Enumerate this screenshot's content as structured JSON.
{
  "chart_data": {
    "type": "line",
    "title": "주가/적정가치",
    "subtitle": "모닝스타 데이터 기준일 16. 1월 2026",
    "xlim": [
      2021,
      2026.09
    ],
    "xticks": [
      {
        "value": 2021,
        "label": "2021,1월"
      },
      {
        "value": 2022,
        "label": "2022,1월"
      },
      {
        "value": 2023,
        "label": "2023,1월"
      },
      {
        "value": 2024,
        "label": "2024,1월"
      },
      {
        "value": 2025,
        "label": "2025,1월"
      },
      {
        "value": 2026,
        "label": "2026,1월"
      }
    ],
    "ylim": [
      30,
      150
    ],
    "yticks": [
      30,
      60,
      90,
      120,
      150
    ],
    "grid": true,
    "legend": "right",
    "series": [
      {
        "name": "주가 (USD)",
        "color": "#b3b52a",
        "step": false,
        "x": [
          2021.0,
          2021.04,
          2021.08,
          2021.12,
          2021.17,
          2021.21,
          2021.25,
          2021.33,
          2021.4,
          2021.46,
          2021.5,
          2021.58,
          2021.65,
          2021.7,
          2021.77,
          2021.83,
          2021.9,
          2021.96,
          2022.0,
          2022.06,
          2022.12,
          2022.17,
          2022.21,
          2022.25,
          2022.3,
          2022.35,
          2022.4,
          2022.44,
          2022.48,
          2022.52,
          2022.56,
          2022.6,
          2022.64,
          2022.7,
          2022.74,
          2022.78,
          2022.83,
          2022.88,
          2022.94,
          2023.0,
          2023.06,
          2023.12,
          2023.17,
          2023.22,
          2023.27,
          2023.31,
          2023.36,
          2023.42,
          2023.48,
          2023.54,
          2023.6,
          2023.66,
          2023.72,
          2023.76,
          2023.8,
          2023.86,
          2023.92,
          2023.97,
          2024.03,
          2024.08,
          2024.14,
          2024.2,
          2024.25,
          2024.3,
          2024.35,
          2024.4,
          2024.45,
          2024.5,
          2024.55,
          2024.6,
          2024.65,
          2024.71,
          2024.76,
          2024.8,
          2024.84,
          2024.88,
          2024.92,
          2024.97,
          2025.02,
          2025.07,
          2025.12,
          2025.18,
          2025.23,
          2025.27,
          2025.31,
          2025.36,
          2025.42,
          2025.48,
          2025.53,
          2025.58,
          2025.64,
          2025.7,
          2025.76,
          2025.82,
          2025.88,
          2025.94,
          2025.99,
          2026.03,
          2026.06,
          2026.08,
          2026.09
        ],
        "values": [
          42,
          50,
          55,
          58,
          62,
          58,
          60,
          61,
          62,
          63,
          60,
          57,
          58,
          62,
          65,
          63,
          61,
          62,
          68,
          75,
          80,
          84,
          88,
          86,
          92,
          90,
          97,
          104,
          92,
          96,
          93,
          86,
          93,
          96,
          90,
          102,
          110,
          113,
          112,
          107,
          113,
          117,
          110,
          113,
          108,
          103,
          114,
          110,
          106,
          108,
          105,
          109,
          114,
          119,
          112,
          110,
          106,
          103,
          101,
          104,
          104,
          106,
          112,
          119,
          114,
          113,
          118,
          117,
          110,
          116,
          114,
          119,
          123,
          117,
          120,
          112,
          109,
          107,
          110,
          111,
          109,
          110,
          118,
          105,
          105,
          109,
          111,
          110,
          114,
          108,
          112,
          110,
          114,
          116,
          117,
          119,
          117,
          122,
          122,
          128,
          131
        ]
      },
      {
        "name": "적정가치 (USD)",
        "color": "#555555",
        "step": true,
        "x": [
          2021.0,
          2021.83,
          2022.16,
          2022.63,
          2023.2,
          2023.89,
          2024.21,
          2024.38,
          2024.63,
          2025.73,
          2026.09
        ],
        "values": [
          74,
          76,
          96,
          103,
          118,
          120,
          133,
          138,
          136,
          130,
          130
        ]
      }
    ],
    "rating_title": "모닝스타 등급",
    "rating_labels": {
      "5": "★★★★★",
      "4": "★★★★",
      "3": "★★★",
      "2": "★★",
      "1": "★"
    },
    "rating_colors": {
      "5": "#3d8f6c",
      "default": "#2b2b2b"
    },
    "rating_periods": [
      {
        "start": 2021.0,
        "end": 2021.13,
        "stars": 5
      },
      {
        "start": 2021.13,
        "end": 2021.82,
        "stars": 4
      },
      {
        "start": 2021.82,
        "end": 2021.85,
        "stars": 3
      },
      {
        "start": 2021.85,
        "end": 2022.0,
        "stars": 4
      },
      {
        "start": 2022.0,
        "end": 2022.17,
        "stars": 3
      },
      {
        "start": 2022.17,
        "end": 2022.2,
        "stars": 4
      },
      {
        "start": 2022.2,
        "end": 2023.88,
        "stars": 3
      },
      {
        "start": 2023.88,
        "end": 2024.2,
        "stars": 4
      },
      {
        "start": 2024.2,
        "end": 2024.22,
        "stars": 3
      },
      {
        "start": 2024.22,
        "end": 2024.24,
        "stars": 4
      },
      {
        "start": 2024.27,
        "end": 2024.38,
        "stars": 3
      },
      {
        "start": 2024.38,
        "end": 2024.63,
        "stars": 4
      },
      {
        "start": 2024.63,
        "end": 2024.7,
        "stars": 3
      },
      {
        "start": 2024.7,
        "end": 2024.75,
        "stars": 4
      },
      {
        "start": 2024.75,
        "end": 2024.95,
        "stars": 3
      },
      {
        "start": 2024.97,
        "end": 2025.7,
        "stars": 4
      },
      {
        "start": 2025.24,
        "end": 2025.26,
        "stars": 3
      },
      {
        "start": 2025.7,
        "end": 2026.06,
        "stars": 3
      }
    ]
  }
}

-=-=-

Job ::
Recopy the entries above exactly, with every line included.

Finished task ::
Enumerate this screenshot's content as structured JSON.
{
  "chart_data": {
    "type": "line",
    "title": "주가/적정가치",
    "subtitle": "모닝스타 데이터 기준일 16. 1월 2026",
    "xlim": [
      2021,
      2026.09
    ],
    "xticks": [
      {
        "value": 2021,
        "label": "2021,1월"
      },
      {
        "value": 2022,
        "label": "2022,1월"
      },
      {
        "value": 2023,
        "label": "2023,1월"
      },
      {
        "value": 2024,
        "label": "2024,1월"
      },
      {
        "value": 2025,
        "label": "2025,1월"
      },
      {
        "value": 2026,
        "label": "2026,1월"
      }
    ],
    "ylim": [
      30,
      150
    ],
    "yticks": [
      30,
      60,
      90,
      120,
      150
    ],
    "grid": true,
    "legend": "right",
    "series": [
      {
        "name": "주가 (USD)",
        "color": "#b3b52a",
        "step": false,
        "x": [
          2021.0,
          2021.04,
          2021.08,
          2021.12,
          2021.17,
          2021.21,
          2021.25,
          2021.33,
          2021.4,
          2021.46,
          2021.5,
          2021.58,
          2021.65,
          2021.7,
          2021.77,
          2021.83,
          2021.9,
          2021.96,
          2022.0,
          2022.06,
          2022.12,
          2022.17,
          2022.21,
          2022.25,
          2022.3,
          2022.35,
          2022.4,
          2022.44,
          2022.48,
          2022.52,
          2022.56,
          2022.6,
          2022.64,
          2022.7,
          2022.74,
          2022.78,
          2022.83,
          2022.88,
          2022.94,
          2023.0,
          2023.06,
          2023.12,
          2023.17,
          2023.22,
          2023.27,
          2023.31,
          2023.36,
          2023.42,
          2023.48,
          2023.54,
          2023.6,
          2023.66,
          2023.72,
          2023.76,
          2023.8,
          2023.86,
          2023.92,
          2023.97,
          2024.03,
          2024.08,
          2024.14,
          2024.2,
          2024.25,
          2024.3,
          2024.35,
          2024.4,
          2024.45,
          2024.5,
          2024.55,
          2024.6,
          2024.65,
          2024.71,
          2024.76,
          2024.8,
          2024.84,
          2024.88,
          2024.92,
          2024.97,
          2025.02,
          2025.07,
          2025.12,
          2025.18,
          2025.23,
          2025.27,
          2025.31,
          2025.36,
          2025.42,
          2025.48,
          2025.53,
          2025.58,
          2025.64,
          2025.7,
          2025.76,
          2025.82,
          2025.88,
          2025.94,
          2025.99,
          2026.03,
          2026.06,
          2026.08,
          2026.09
        ],
        "values": [
          42,
          50,
          55,
          58,
          62,
          58,
          60,
          61,
          62,
          63,
          60,
          57,
          58,
          62,
          65,
          63,
          61,
          62,
          68,
          75,
          80,
          84,
          88,
          86,
          92,
          90,
          97,
          104,
          92,
          96,
          93,
          86,
          93,
          96,
          90,
          102,
          110,
          113,
          112,
          107,
          113,
          117,
          110,
          113,
          108,
          103,
          114,
          110,
          106,
          108,
          105,
          109,
          114,
          119,
          112,
          110,
          106,
          103,
          101,
          104,
          104,
          106,
          112,
          119,
          114,
          113,
          118,
          117,
          110,
          116,
          114,
          119,
          123,
          117,
          120,
          112,
          109,
          107,
          110,
          111,
          109,
          110,
          118,
          105,
          105,
          109,
          111,
          110,
          114,
          108,
          112,
          110,
          114,
          116,
          117,
          119,
          117,
          122,
          122,
          128,
          131
        ]
      },
      {
        "name": "적정가치 (USD)",
        "color": "#555555",
        "step": true,
        "x": [
          2021.0,
          2021.83,
          2022.16,
          2022.63,
          2023.2,
          2023.89,
          2024.21,
          2024.38,
          2024.63,
          2025.73,
          2026.09
        ],
        "values": [
          74,
          76,
          96,
          103,
          118,
          120,
          133,
          138,
          136,
          130,
          130
        ]
      }
    ],
    "rating_title": "모닝스타 등급",
    "rating_labels": {
      "5": "★★★★★",
      "4": "★★★★",
      "3": "★★★",
      "2": "★★",
      "1": "★"
    },
    "rating_colors": {
      "5": "#3d8f6c",
      "default": "#2b2b2b"
    },
    "rating_periods": [
      {
        "start": 2021.0,
        "end": 2021.13,
        "stars": 5
      },
      {
        "start": 2021.13,
        "end": 2021.82,
        "stars": 4
      },
      {
        "start": 2021.82,
        "end": 2021.85,
        "stars": 3
      },
      {
        "start": 2021.85,
        "end": 2022.0,
        "stars": 4
      },
      {
        "start": 2022.0,
        "end": 2022.17,
        "stars": 3
      },
      {
        "start": 2022.17,
        "end": 2022.2,
        "stars": 4
      },
      {
        "start": 2022.2,
        "end": 2023.88,
        "stars": 3
      },
      {
        "start": 2023.88,
        "end": 2024.2,
        "stars": 4
      },
      {
        "start": 2024.2,
        "end": 2024.22,
        "stars": 3
      },
      {
        "start": 2024.22,
        "end": 2024.24,
        "stars": 4
      },
      {
        "start": 2024.27,
        "end": 2024.38,
        "stars": 3
      },
      {
        "start": 2024.38,
        "end": 2024.63,
        "stars": 4
      },
      {
        "start": 2024.63,
        "end": 2024.7,
        "stars": 3
      },
      {
        "start": 2024.7,
        "end": 2024.75,
        "stars": 4
      },
      {
        "start": 2024.75,
        "end": 2024.95,
        "stars": 3
      },
      {
        "start": 2024.97,
        "end": 2025.7,
        "stars": 4
      },
      {
        "start": 2025.24,
        "end": 2025.26,
        "stars": 3
      },
      {
        "start": 2025.7,
        "end": 2026.06,
        "stars": 3
      }
    ]
  }
}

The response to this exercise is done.